[Items from a dataset]
begin
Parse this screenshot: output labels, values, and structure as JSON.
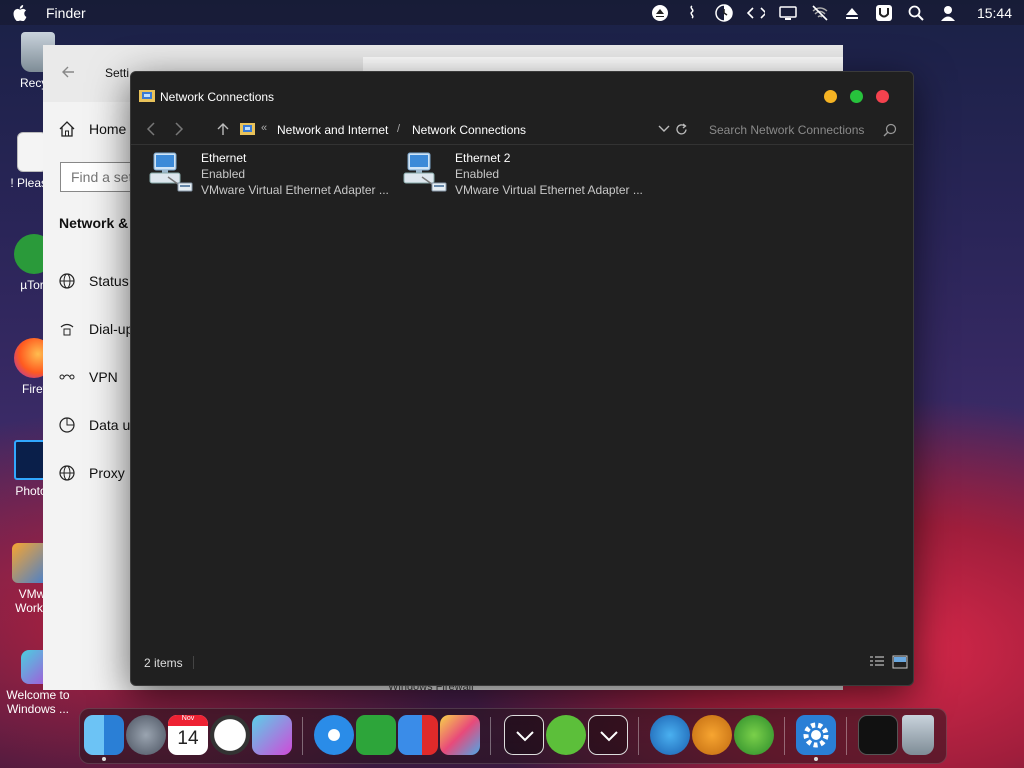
{
  "menubar": {
    "app_name": "Finder",
    "clock": "15:44",
    "status_icons": [
      "eject-icon",
      "network-icon",
      "half-circle-icon",
      "code-icon",
      "display-icon",
      "no-wifi-icon",
      "eject-up-icon",
      "u-icon",
      "search-icon",
      "user-icon"
    ]
  },
  "desktop": {
    "icons": [
      {
        "label": "Recycl",
        "icon": "recycle-bin-icon"
      },
      {
        "label": "! Please",
        "icon": "notepad-icon"
      },
      {
        "label": "µTorr",
        "icon": "utorrent-icon"
      },
      {
        "label": "Firef",
        "icon": "firefox-icon"
      },
      {
        "label": "Photos",
        "icon": "photoshop-icon"
      },
      {
        "label": "VMw",
        "label2": "Works",
        "icon": "vmware-icon"
      },
      {
        "label": "Welcome to",
        "label2": "Windows ...",
        "icon": "welcome-icon"
      }
    ]
  },
  "settings_window": {
    "title": "Setti",
    "home": "Home",
    "search_placeholder": "Find a set",
    "section_heading": "Network &",
    "nav": [
      {
        "label": "Status",
        "icon": "globe-icon"
      },
      {
        "label": "Dial-up",
        "icon": "phone-icon"
      },
      {
        "label": "VPN",
        "icon": "vpn-icon"
      },
      {
        "label": "Data u",
        "icon": "data-usage-icon"
      },
      {
        "label": "Proxy",
        "icon": "globe-icon"
      }
    ],
    "footer_text": "Windows Firewall"
  },
  "explorer": {
    "title": "Network Connections",
    "breadcrumb": {
      "overflow": "«",
      "parent": "Network and Internet",
      "separator": "/",
      "current": "Network Connections"
    },
    "search_placeholder": "Search Network Connections",
    "items": [
      {
        "name": "Ethernet",
        "status": "Enabled",
        "adapter": "VMware Virtual Ethernet Adapter ..."
      },
      {
        "name": "Ethernet 2",
        "status": "Enabled",
        "adapter": "VMware Virtual Ethernet Adapter ..."
      }
    ],
    "status_count": "2 items"
  },
  "dock": {
    "calendar_month": "Nov",
    "calendar_day": "14",
    "apps": [
      "finder-icon",
      "launchpad-icon",
      "calendar-icon",
      "clock-icon",
      "photo-booth-icon",
      "safari-icon",
      "utorrent-icon",
      "parallels-icon",
      "photos-icon",
      "chevron-down-icon",
      "link-icon",
      "chevron-down-icon",
      "www-icon",
      "download-icon",
      "dots-icon",
      "settings-icon",
      "terminal-icon",
      "trash-icon"
    ]
  },
  "colors": {
    "traffic_yellow": "#f5b323",
    "traffic_green": "#27c23c",
    "traffic_red": "#f4424e",
    "explorer_bg": "#202020"
  }
}
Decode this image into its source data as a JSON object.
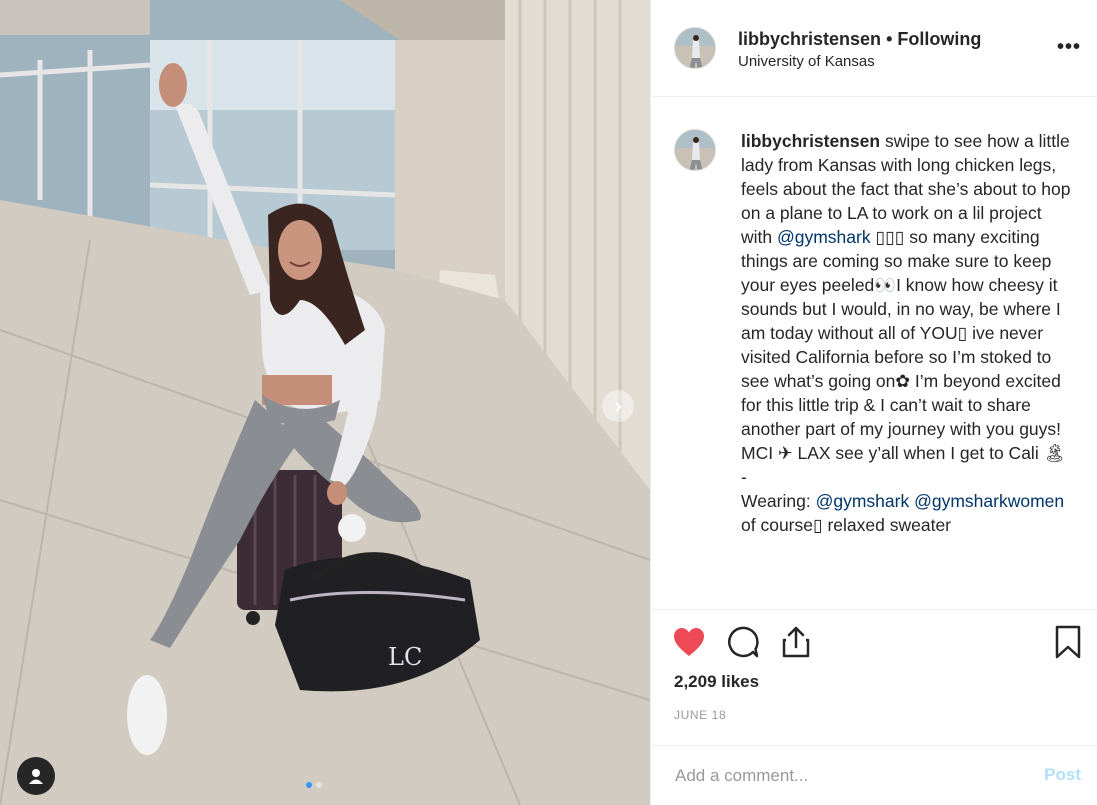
{
  "post": {
    "username": "libbychristensen",
    "separator": "•",
    "follow_status": "Following",
    "location": "University of Kansas",
    "more_options": "•••"
  },
  "caption": {
    "username": "libbychristensen",
    "p1": " swipe to see how a little lady from Kansas with long chicken legs, feels about the fact that she’s about to hop on a plane to LA to work on a lil project with ",
    "mention1": "@gymshark",
    "p2": " ▯▯▯ so many exciting things are coming so make sure to keep your eyes peeled👀I know how cheesy it sounds but I would, in no way, be where I am today without all of YOU▯ ive never visited California before so I’m stoked to see what’s going on✿ I’m beyond excited for this little trip & I can’t wait to share another part of my journey with you guys! MCI ✈ LAX see y’all when I get to Cali 🏝",
    "dash": "-",
    "p3": "Wearing: ",
    "mention2": "@gymshark",
    "mention3": "@gymsharkwomen",
    "p4": " of course▯ relaxed sweater"
  },
  "stats": {
    "likes": "2,209 likes",
    "date": "JUNE 18",
    "liked": true
  },
  "comment": {
    "placeholder": "Add a comment...",
    "post_label": "Post"
  },
  "carousel": {
    "total": 2,
    "current": 1
  },
  "colors": {
    "like": "#ed4956",
    "mention": "#003569",
    "post_disabled": "#b2dffc",
    "meta": "#999999"
  },
  "icons": [
    "heart-icon",
    "comment-icon",
    "share-icon",
    "bookmark-icon",
    "chevron-right-icon",
    "user-tag-icon"
  ]
}
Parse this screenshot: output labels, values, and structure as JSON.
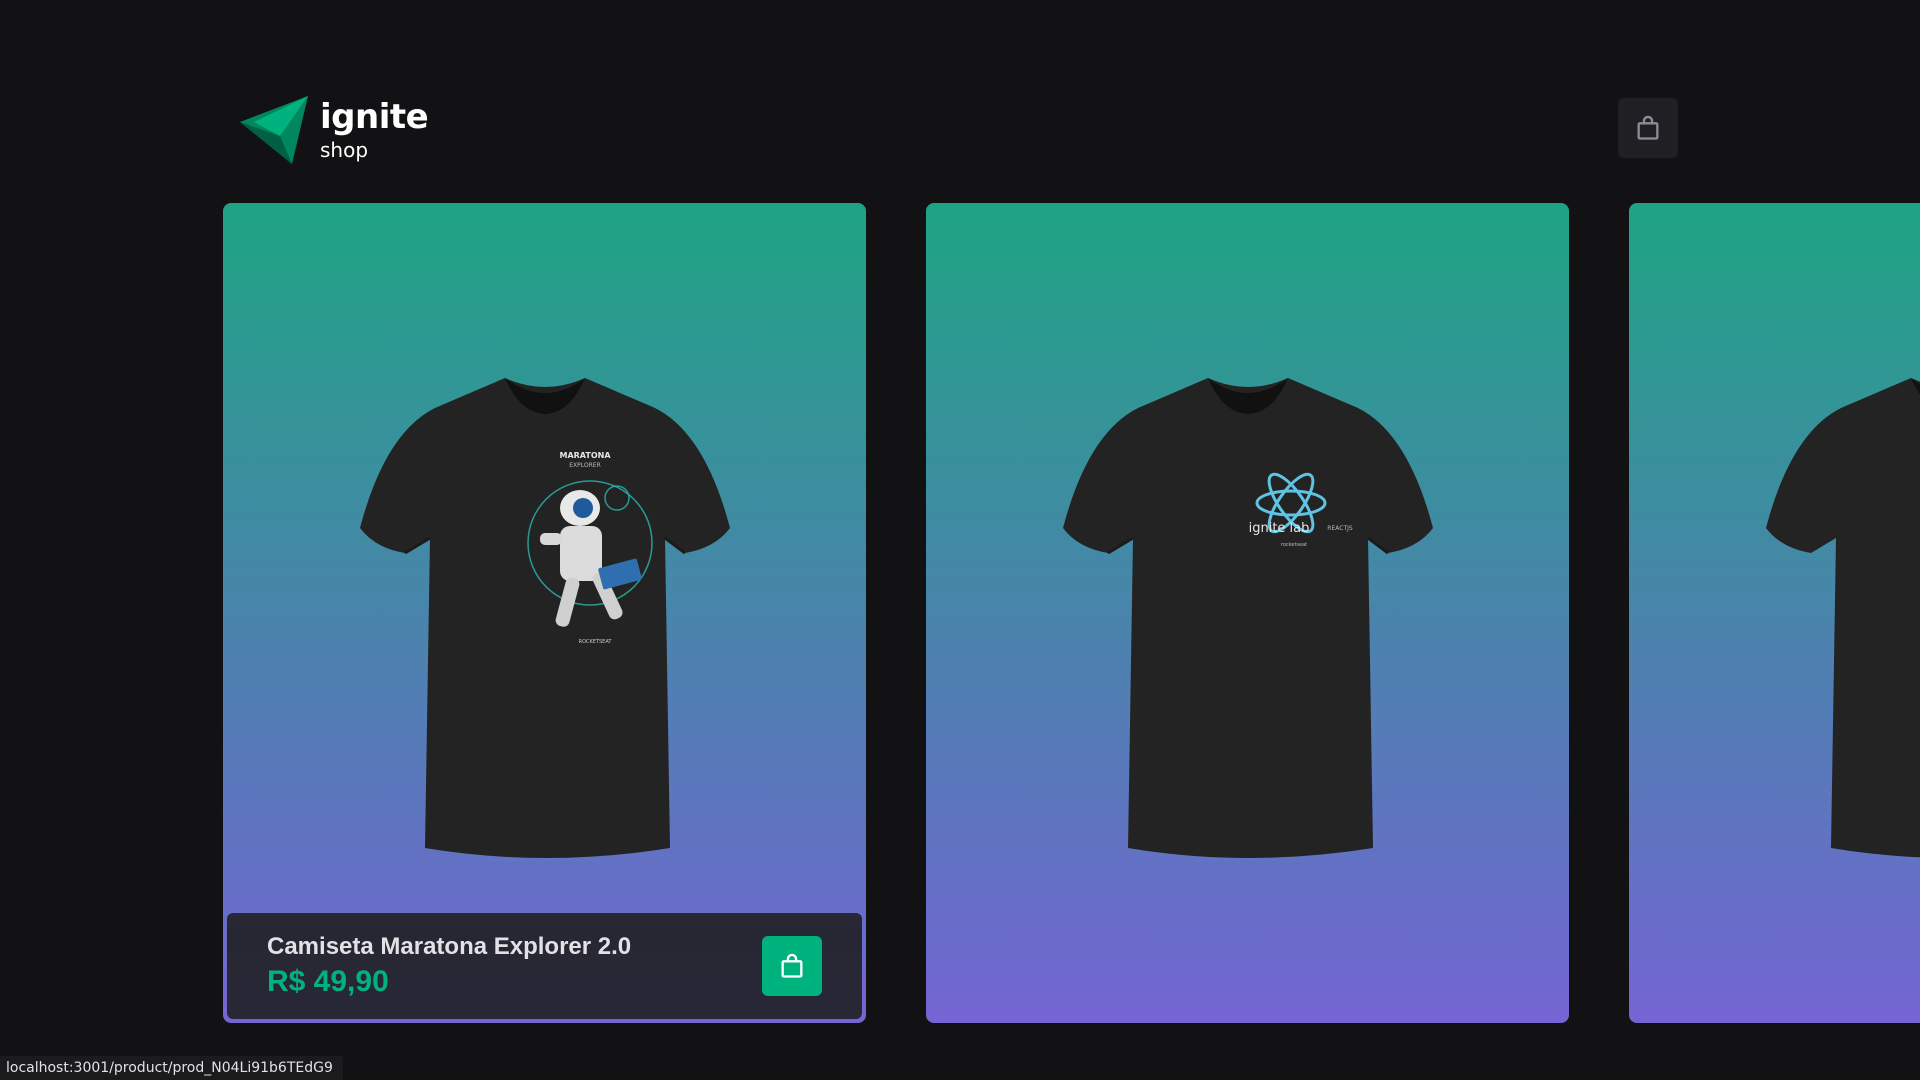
{
  "header": {
    "logo_title": "ignite",
    "logo_subtitle": "shop",
    "cart_icon": "shopping-bag-icon"
  },
  "products": [
    {
      "name": "Camiseta Maratona Explorer 2.0",
      "price": "R$ 49,90",
      "print_title": "MARATONA",
      "print_subtitle": "EXPLORER",
      "print_brand": "ROCKETSEAT",
      "footer_visible": true
    },
    {
      "print_title": "ignite lab",
      "print_subtitle": "REACTJS",
      "print_brand": "rocketseat",
      "footer_visible": false
    },
    {
      "footer_visible": false
    }
  ],
  "status_bar": {
    "url": "localhost:3001/product/prod_N04Li91b6TEdG9"
  },
  "colors": {
    "background": "#121214",
    "gradient_top": "#1ea483",
    "gradient_bottom": "#7465d4",
    "accent": "#00b37e",
    "surface": "#202024"
  }
}
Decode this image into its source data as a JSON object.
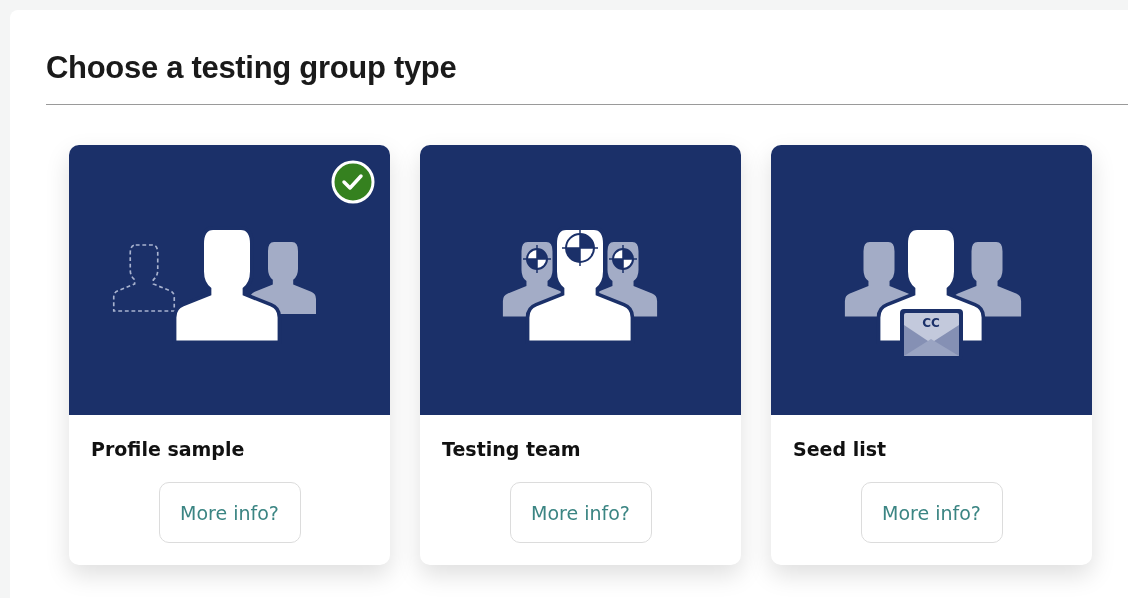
{
  "heading": "Choose a testing group type",
  "cards": [
    {
      "kind": "profile",
      "title": "Profile sample",
      "selected": true,
      "button": "More info?"
    },
    {
      "kind": "team",
      "title": "Testing team",
      "selected": false,
      "button": "More info?"
    },
    {
      "kind": "seed",
      "title": "Seed list",
      "selected": false,
      "button": "More info?",
      "envelope_label": "CC"
    }
  ]
}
end
#### [Challenge]
Report the number of lines that contain "comment", with no other words.

#### [Correct output]
3